**SUPPLIED MATERIAL:**

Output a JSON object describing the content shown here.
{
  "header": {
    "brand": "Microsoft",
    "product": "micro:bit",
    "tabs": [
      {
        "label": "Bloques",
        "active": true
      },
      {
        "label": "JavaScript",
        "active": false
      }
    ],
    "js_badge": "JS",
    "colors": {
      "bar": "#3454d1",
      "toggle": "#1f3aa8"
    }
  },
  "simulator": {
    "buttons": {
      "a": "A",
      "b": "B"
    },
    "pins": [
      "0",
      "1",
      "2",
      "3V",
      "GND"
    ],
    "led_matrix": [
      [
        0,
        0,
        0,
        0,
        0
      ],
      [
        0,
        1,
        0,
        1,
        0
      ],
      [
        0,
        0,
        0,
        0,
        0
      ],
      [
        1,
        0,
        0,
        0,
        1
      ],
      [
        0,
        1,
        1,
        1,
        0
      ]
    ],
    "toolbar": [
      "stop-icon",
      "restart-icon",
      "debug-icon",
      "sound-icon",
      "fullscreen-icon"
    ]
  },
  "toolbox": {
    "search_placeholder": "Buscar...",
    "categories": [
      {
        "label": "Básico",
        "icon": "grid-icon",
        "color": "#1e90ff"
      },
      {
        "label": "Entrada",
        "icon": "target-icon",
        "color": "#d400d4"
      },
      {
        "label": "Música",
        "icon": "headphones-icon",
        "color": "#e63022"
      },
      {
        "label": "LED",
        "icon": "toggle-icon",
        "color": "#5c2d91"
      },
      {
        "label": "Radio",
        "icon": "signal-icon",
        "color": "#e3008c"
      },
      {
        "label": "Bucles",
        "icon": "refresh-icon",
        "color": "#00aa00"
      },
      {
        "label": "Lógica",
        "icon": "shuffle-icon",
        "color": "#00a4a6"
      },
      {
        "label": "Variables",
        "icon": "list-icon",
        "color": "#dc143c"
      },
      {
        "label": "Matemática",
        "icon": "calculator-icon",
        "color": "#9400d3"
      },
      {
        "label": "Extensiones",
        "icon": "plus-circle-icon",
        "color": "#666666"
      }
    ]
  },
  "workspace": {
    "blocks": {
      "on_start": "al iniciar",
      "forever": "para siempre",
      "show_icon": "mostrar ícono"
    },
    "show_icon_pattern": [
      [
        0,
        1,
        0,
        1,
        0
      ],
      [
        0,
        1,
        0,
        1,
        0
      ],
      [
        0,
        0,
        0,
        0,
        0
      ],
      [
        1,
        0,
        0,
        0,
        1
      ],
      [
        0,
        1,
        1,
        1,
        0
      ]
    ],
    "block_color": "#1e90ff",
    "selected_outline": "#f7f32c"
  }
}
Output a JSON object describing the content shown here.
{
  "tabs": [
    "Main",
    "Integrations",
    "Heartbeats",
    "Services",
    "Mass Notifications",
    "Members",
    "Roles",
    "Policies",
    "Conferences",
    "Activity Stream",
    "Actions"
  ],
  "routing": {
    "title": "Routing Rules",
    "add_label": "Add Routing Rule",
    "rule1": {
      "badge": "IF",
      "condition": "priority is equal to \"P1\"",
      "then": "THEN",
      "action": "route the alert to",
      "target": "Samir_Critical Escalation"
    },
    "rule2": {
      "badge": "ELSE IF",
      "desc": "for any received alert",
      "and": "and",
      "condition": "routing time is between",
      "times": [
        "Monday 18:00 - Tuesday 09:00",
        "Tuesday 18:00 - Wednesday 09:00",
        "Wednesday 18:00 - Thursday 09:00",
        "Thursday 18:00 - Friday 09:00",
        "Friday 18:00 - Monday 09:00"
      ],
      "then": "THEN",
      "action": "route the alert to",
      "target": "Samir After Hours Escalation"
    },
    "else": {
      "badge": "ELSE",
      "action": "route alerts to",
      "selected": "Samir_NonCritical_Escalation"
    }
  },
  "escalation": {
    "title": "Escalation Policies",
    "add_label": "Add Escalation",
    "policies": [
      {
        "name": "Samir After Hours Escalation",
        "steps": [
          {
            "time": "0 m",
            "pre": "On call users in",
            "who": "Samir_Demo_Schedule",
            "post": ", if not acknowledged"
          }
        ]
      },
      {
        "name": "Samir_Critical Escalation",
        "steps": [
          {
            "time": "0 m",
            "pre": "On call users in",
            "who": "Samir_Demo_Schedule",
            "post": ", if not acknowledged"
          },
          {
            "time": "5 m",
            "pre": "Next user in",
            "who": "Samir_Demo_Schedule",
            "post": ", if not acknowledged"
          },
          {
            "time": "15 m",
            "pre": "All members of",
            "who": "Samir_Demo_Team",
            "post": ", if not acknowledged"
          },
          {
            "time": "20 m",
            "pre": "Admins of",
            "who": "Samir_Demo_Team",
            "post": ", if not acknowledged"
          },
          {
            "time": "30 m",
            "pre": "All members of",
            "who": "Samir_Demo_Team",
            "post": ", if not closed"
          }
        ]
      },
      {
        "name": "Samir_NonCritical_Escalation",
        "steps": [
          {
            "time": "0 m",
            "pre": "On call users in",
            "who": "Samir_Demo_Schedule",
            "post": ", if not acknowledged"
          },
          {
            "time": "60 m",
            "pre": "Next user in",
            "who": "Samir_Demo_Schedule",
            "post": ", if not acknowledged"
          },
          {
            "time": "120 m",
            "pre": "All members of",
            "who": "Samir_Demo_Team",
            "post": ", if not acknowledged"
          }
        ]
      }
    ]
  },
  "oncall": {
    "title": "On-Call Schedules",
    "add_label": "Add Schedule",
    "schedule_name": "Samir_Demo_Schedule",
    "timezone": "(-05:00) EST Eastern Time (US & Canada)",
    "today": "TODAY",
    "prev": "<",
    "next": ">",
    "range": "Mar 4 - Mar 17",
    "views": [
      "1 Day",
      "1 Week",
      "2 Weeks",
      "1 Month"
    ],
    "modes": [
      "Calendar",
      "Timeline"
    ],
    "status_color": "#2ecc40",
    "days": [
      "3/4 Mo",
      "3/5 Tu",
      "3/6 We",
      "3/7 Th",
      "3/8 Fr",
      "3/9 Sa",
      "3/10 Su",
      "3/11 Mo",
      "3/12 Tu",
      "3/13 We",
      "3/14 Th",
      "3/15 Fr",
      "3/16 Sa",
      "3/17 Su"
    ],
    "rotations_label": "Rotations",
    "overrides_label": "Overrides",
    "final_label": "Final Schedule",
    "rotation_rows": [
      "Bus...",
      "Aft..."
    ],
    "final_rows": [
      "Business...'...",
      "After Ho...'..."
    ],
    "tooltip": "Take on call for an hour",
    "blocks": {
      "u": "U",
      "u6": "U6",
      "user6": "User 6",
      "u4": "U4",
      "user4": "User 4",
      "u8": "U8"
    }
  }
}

**WRITTEN INSTRUCTION:** Go through the records above and retype each one exactly.

**ANSWER IN FULL:**
Output a JSON object describing the content shown here.
{
  "header": {
    "brand": "Microsoft",
    "product": "micro:bit",
    "tabs": [
      {
        "label": "Bloques",
        "active": true
      },
      {
        "label": "JavaScript",
        "active": false
      }
    ],
    "js_badge": "JS",
    "colors": {
      "bar": "#3454d1",
      "toggle": "#1f3aa8"
    }
  },
  "simulator": {
    "buttons": {
      "a": "A",
      "b": "B"
    },
    "pins": [
      "0",
      "1",
      "2",
      "3V",
      "GND"
    ],
    "led_matrix": [
      [
        0,
        0,
        0,
        0,
        0
      ],
      [
        0,
        1,
        0,
        1,
        0
      ],
      [
        0,
        0,
        0,
        0,
        0
      ],
      [
        1,
        0,
        0,
        0,
        1
      ],
      [
        0,
        1,
        1,
        1,
        0
      ]
    ],
    "toolbar": [
      "stop-icon",
      "restart-icon",
      "debug-icon",
      "sound-icon",
      "fullscreen-icon"
    ]
  },
  "toolbox": {
    "search_placeholder": "Buscar...",
    "categories": [
      {
        "label": "Básico",
        "icon": "grid-icon",
        "color": "#1e90ff"
      },
      {
        "label": "Entrada",
        "icon": "target-icon",
        "color": "#d400d4"
      },
      {
        "label": "Música",
        "icon": "headphones-icon",
        "color": "#e63022"
      },
      {
        "label": "LED",
        "icon": "toggle-icon",
        "color": "#5c2d91"
      },
      {
        "label": "Radio",
        "icon": "signal-icon",
        "color": "#e3008c"
      },
      {
        "label": "Bucles",
        "icon": "refresh-icon",
        "color": "#00aa00"
      },
      {
        "label": "Lógica",
        "icon": "shuffle-icon",
        "color": "#00a4a6"
      },
      {
        "label": "Variables",
        "icon": "list-icon",
        "color": "#dc143c"
      },
      {
        "label": "Matemática",
        "icon": "calculator-icon",
        "color": "#9400d3"
      },
      {
        "label": "Extensiones",
        "icon": "plus-circle-icon",
        "color": "#666666"
      }
    ]
  },
  "workspace": {
    "blocks": {
      "on_start": "al iniciar",
      "forever": "para siempre",
      "show_icon": "mostrar ícono"
    },
    "show_icon_pattern": [
      [
        0,
        1,
        0,
        1,
        0
      ],
      [
        0,
        1,
        0,
        1,
        0
      ],
      [
        0,
        0,
        0,
        0,
        0
      ],
      [
        1,
        0,
        0,
        0,
        1
      ],
      [
        0,
        1,
        1,
        1,
        0
      ]
    ],
    "block_color": "#1e90ff",
    "selected_outline": "#f7f32c"
  }
}
Output a JSON object describing the content shown here.
{
  "tabs": [
    "Main",
    "Integrations",
    "Heartbeats",
    "Services",
    "Mass Notifications",
    "Members",
    "Roles",
    "Policies",
    "Conferences",
    "Activity Stream",
    "Actions"
  ],
  "routing": {
    "title": "Routing Rules",
    "add_label": "Add Routing Rule",
    "rule1": {
      "badge": "IF",
      "condition": "priority is equal to \"P1\"",
      "then": "THEN",
      "action": "route the alert to",
      "target": "Samir_Critical Escalation"
    },
    "rule2": {
      "badge": "ELSE IF",
      "desc": "for any received alert",
      "and": "and",
      "condition": "routing time is between",
      "times": [
        "Monday 18:00 - Tuesday 09:00",
        "Tuesday 18:00 - Wednesday 09:00",
        "Wednesday 18:00 - Thursday 09:00",
        "Thursday 18:00 - Friday 09:00",
        "Friday 18:00 - Monday 09:00"
      ],
      "then": "THEN",
      "action": "route the alert to",
      "target": "Samir After Hours Escalation"
    },
    "else": {
      "badge": "ELSE",
      "action": "route alerts to",
      "selected": "Samir_NonCritical_Escalation"
    }
  },
  "escalation": {
    "title": "Escalation Policies",
    "add_label": "Add Escalation",
    "policies": [
      {
        "name": "Samir After Hours Escalation",
        "steps": [
          {
            "time": "0 m",
            "pre": "On call users in",
            "who": "Samir_Demo_Schedule",
            "post": ", if not acknowledged"
          }
        ]
      },
      {
        "name": "Samir_Critical Escalation",
        "steps": [
          {
            "time": "0 m",
            "pre": "On call users in",
            "who": "Samir_Demo_Schedule",
            "post": ", if not acknowledged"
          },
          {
            "time": "5 m",
            "pre": "Next user in",
            "who": "Samir_Demo_Schedule",
            "post": ", if not acknowledged"
          },
          {
            "time": "15 m",
            "pre": "All members of",
            "who": "Samir_Demo_Team",
            "post": ", if not acknowledged"
          },
          {
            "time": "20 m",
            "pre": "Admins of",
            "who": "Samir_Demo_Team",
            "post": ", if not acknowledged"
          },
          {
            "time": "30 m",
            "pre": "All members of",
            "who": "Samir_Demo_Team",
            "post": ", if not closed"
          }
        ]
      },
      {
        "name": "Samir_NonCritical_Escalation",
        "steps": [
          {
            "time": "0 m",
            "pre": "On call users in",
            "who": "Samir_Demo_Schedule",
            "post": ", if not acknowledged"
          },
          {
            "time": "60 m",
            "pre": "Next user in",
            "who": "Samir_Demo_Schedule",
            "post": ", if not acknowledged"
          },
          {
            "time": "120 m",
            "pre": "All members of",
            "who": "Samir_Demo_Team",
            "post": ", if not acknowledged"
          }
        ]
      }
    ]
  },
  "oncall": {
    "title": "On-Call Schedules",
    "add_label": "Add Schedule",
    "schedule_name": "Samir_Demo_Schedule",
    "timezone": "(-05:00) EST Eastern Time (US & Canada)",
    "today": "TODAY",
    "prev": "<",
    "next": ">",
    "range": "Mar 4 - Mar 17",
    "views": [
      "1 Day",
      "1 Week",
      "2 Weeks",
      "1 Month"
    ],
    "modes": [
      "Calendar",
      "Timeline"
    ],
    "status_color": "#2ecc40",
    "days": [
      "3/4 Mo",
      "3/5 Tu",
      "3/6 We",
      "3/7 Th",
      "3/8 Fr",
      "3/9 Sa",
      "3/10 Su",
      "3/11 Mo",
      "3/12 Tu",
      "3/13 We",
      "3/14 Th",
      "3/15 Fr",
      "3/16 Sa",
      "3/17 Su"
    ],
    "rotations_label": "Rotations",
    "overrides_label": "Overrides",
    "final_label": "Final Schedule",
    "rotation_rows": [
      "Bus...",
      "Aft..."
    ],
    "final_rows": [
      "Business...'...",
      "After Ho...'..."
    ],
    "tooltip": "Take on call for an hour",
    "blocks": {
      "u": "U",
      "u6": "U6",
      "user6": "User 6",
      "u4": "U4",
      "user4": "User 4",
      "u8": "U8"
    }
  }
}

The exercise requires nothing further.